(WHAT IS EXPECTED) Tally the lines that hold the string "Support", and reply with the count alone.

(RECORD SET)
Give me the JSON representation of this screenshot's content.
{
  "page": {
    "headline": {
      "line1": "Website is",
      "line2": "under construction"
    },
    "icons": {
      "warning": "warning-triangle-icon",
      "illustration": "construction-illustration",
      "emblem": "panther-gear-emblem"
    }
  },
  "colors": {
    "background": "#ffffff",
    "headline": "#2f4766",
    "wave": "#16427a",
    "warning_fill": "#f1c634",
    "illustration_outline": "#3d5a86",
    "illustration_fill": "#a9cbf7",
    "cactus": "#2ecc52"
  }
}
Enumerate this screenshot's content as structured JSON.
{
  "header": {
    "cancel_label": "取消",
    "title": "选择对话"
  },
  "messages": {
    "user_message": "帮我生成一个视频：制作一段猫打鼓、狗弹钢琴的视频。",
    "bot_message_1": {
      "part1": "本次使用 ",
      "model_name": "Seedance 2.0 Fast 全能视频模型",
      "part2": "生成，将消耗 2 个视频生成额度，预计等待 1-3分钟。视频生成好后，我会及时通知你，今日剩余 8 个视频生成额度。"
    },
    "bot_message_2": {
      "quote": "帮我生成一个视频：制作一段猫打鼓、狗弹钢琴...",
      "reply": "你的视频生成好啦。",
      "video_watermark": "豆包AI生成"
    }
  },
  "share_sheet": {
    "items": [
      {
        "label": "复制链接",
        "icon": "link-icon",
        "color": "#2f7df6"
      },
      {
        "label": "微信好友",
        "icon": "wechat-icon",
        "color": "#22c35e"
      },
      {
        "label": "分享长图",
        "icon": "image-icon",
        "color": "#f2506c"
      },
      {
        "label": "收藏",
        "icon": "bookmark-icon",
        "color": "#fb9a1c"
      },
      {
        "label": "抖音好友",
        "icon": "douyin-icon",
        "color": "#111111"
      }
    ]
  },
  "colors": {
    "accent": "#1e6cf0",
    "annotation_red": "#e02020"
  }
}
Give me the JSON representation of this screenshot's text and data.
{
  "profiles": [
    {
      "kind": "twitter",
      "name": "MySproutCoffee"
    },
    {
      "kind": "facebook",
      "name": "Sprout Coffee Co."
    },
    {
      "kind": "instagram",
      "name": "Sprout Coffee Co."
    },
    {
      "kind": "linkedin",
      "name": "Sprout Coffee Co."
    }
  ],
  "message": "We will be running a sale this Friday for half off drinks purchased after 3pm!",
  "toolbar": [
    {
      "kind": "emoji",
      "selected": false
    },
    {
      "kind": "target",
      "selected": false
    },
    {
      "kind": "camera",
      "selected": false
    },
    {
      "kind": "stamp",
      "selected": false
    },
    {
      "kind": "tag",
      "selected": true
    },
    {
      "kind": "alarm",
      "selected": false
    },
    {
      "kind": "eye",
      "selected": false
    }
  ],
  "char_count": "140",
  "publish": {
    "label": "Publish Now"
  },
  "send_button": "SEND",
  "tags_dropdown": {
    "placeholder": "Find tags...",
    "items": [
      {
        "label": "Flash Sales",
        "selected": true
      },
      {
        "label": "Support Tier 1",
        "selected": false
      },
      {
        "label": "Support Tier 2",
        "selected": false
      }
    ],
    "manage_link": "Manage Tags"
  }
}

(OUTPUT OF THE TASK) 2